What is asked -
Go through the material and write it all out exactly, minus the pictures.

[Data entries]

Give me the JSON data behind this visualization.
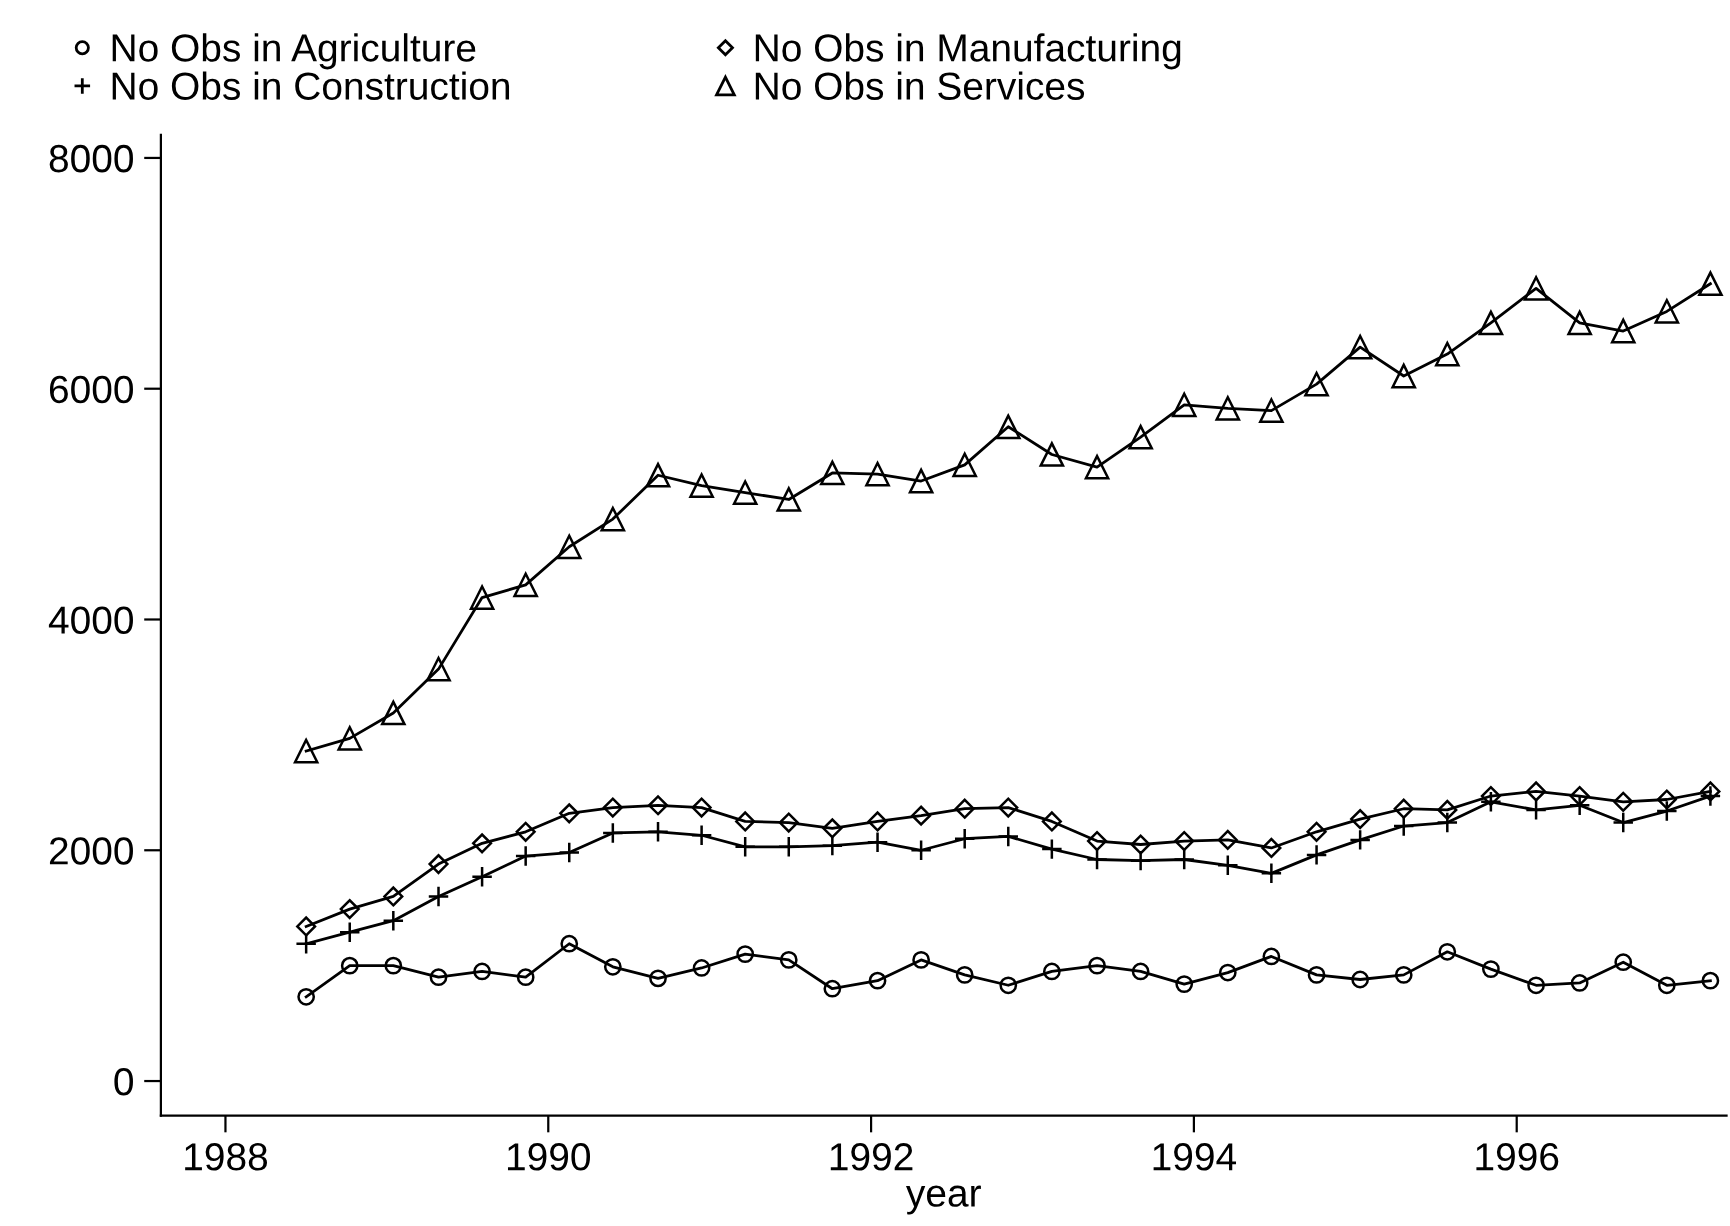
{
  "chart_data": {
    "type": "line",
    "xlabel": "year",
    "x": [
      1988.5,
      1988.77,
      1989.04,
      1989.32,
      1989.59,
      1989.86,
      1990.13,
      1990.4,
      1990.68,
      1990.95,
      1991.22,
      1991.49,
      1991.76,
      1992.04,
      1992.31,
      1992.58,
      1992.85,
      1993.12,
      1993.4,
      1993.67,
      1993.94,
      1994.21,
      1994.48,
      1994.76,
      1995.03,
      1995.3,
      1995.57,
      1995.84,
      1996.12,
      1996.39,
      1996.66,
      1996.93,
      1997.2
    ],
    "series": [
      {
        "name": "No Obs in Agriculture",
        "color": "#000000",
        "marker": "circle",
        "values": [
          730,
          1000,
          1000,
          900,
          950,
          900,
          1190,
          990,
          890,
          980,
          1100,
          1050,
          800,
          870,
          1050,
          920,
          830,
          950,
          1000,
          950,
          840,
          940,
          1080,
          920,
          880,
          920,
          1120,
          970,
          830,
          850,
          1030,
          830,
          870
        ]
      },
      {
        "name": "No Obs in Construction",
        "color": "#000000",
        "marker": "cross",
        "values": [
          1190,
          1290,
          1390,
          1600,
          1770,
          1950,
          1980,
          2150,
          2160,
          2130,
          2030,
          2030,
          2040,
          2070,
          2000,
          2100,
          2120,
          2010,
          1920,
          1910,
          1920,
          1870,
          1800,
          1960,
          2090,
          2210,
          2240,
          2420,
          2350,
          2390,
          2240,
          2340,
          2470
        ]
      },
      {
        "name": "No Obs in Manufacturing",
        "color": "#000000",
        "marker": "diamond",
        "values": [
          1340,
          1490,
          1600,
          1880,
          2060,
          2160,
          2320,
          2370,
          2390,
          2370,
          2250,
          2240,
          2190,
          2250,
          2300,
          2360,
          2370,
          2250,
          2080,
          2050,
          2080,
          2090,
          2020,
          2160,
          2270,
          2360,
          2350,
          2470,
          2510,
          2470,
          2420,
          2440,
          2510
        ]
      },
      {
        "name": "No Obs in Services",
        "color": "#000000",
        "marker": "triangle",
        "values": [
          2860,
          2970,
          3190,
          3570,
          4190,
          4300,
          4630,
          4870,
          5250,
          5160,
          5100,
          5040,
          5270,
          5260,
          5200,
          5340,
          5670,
          5430,
          5320,
          5580,
          5860,
          5830,
          5810,
          6040,
          6360,
          6110,
          6300,
          6570,
          6870,
          6570,
          6500,
          6670,
          6910
        ]
      }
    ],
    "xlim": [
      1987.6,
      1997.3
    ],
    "xticks": [
      1988,
      1990,
      1992,
      1994,
      1996
    ],
    "ylim": [
      -300,
      8200
    ],
    "yticks": [
      0,
      2000,
      4000,
      6000,
      8000
    ],
    "grid": false,
    "legend": "top",
    "line_style": "solid"
  }
}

Reply to the exercise -
Give me the JSON data behind this visualization.
{
  "chart_data": {
    "type": "line",
    "xlabel": "year",
    "x": [
      1988.5,
      1988.77,
      1989.04,
      1989.32,
      1989.59,
      1989.86,
      1990.13,
      1990.4,
      1990.68,
      1990.95,
      1991.22,
      1991.49,
      1991.76,
      1992.04,
      1992.31,
      1992.58,
      1992.85,
      1993.12,
      1993.4,
      1993.67,
      1993.94,
      1994.21,
      1994.48,
      1994.76,
      1995.03,
      1995.3,
      1995.57,
      1995.84,
      1996.12,
      1996.39,
      1996.66,
      1996.93,
      1997.2
    ],
    "series": [
      {
        "name": "No Obs in Agriculture",
        "color": "#000000",
        "marker": "circle",
        "values": [
          730,
          1000,
          1000,
          900,
          950,
          900,
          1190,
          990,
          890,
          980,
          1100,
          1050,
          800,
          870,
          1050,
          920,
          830,
          950,
          1000,
          950,
          840,
          940,
          1080,
          920,
          880,
          920,
          1120,
          970,
          830,
          850,
          1030,
          830,
          870
        ]
      },
      {
        "name": "No Obs in Construction",
        "color": "#000000",
        "marker": "cross",
        "values": [
          1190,
          1290,
          1390,
          1600,
          1770,
          1950,
          1980,
          2150,
          2160,
          2130,
          2030,
          2030,
          2040,
          2070,
          2000,
          2100,
          2120,
          2010,
          1920,
          1910,
          1920,
          1870,
          1800,
          1960,
          2090,
          2210,
          2240,
          2420,
          2350,
          2390,
          2240,
          2340,
          2470
        ]
      },
      {
        "name": "No Obs in Manufacturing",
        "color": "#000000",
        "marker": "diamond",
        "values": [
          1340,
          1490,
          1600,
          1880,
          2060,
          2160,
          2320,
          2370,
          2390,
          2370,
          2250,
          2240,
          2190,
          2250,
          2300,
          2360,
          2370,
          2250,
          2080,
          2050,
          2080,
          2090,
          2020,
          2160,
          2270,
          2360,
          2350,
          2470,
          2510,
          2470,
          2420,
          2440,
          2510
        ]
      },
      {
        "name": "No Obs in Services",
        "color": "#000000",
        "marker": "triangle",
        "values": [
          2860,
          2970,
          3190,
          3570,
          4190,
          4300,
          4630,
          4870,
          5250,
          5160,
          5100,
          5040,
          5270,
          5260,
          5200,
          5340,
          5670,
          5430,
          5320,
          5580,
          5860,
          5830,
          5810,
          6040,
          6360,
          6110,
          6300,
          6570,
          6870,
          6570,
          6500,
          6670,
          6910
        ]
      }
    ],
    "xlim": [
      1987.6,
      1997.3
    ],
    "xticks": [
      1988,
      1990,
      1992,
      1994,
      1996
    ],
    "ylim": [
      -300,
      8200
    ],
    "yticks": [
      0,
      2000,
      4000,
      6000,
      8000
    ],
    "grid": false,
    "legend": "top",
    "line_style": "solid"
  }
}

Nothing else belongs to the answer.